— START OF Available records —

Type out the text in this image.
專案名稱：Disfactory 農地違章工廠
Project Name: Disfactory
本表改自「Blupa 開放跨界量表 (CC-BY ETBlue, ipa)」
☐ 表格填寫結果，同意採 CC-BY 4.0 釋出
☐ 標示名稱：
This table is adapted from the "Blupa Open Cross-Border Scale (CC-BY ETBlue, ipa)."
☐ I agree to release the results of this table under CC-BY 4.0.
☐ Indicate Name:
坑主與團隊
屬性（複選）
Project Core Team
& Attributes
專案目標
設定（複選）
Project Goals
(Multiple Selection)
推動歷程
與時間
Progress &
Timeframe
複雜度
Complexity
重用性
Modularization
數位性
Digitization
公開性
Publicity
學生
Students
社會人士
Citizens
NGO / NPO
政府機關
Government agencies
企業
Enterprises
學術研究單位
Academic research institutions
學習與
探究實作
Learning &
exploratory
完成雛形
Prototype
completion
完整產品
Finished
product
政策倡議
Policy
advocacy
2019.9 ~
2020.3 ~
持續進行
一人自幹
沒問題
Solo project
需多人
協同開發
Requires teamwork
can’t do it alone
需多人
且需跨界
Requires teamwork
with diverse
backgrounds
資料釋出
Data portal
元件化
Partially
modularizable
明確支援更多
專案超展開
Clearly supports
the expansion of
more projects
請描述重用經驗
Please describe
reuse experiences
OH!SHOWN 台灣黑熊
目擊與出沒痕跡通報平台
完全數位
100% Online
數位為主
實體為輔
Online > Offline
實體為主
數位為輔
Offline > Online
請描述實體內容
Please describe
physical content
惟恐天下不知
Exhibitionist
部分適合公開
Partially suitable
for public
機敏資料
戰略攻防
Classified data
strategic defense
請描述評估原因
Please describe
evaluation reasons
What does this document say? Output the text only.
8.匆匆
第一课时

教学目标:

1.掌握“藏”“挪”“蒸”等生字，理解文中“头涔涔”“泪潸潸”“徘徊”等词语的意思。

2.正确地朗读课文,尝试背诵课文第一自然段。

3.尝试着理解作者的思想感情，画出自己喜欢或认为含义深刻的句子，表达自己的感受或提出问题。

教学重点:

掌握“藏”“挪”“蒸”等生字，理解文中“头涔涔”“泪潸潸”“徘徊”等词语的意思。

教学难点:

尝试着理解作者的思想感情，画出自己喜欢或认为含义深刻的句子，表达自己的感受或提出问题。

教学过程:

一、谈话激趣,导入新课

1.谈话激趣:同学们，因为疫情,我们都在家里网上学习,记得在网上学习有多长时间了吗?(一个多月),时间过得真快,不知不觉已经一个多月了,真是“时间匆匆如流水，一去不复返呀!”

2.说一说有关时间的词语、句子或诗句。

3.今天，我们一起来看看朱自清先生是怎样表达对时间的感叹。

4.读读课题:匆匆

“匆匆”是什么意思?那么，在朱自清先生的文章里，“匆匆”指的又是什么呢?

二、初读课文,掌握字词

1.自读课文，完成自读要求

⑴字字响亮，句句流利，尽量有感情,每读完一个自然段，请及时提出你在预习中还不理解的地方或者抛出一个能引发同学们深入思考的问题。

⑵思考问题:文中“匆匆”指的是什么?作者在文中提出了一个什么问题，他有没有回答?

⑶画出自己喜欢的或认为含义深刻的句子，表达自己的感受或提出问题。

— END OF Available records —

- **Problem details**
Pick out each line above that includes "理解文中" and show it.

- **Exercise answer**
1.掌握“藏”“挪”“蒸”等生字，理解文中“头涔涔”“泪潸潸”“徘徊”等词语的意思。
掌握“藏”“挪”“蒸”等生字，理解文中“头涔涔”“泪潸潸”“徘徊”等词语的意思。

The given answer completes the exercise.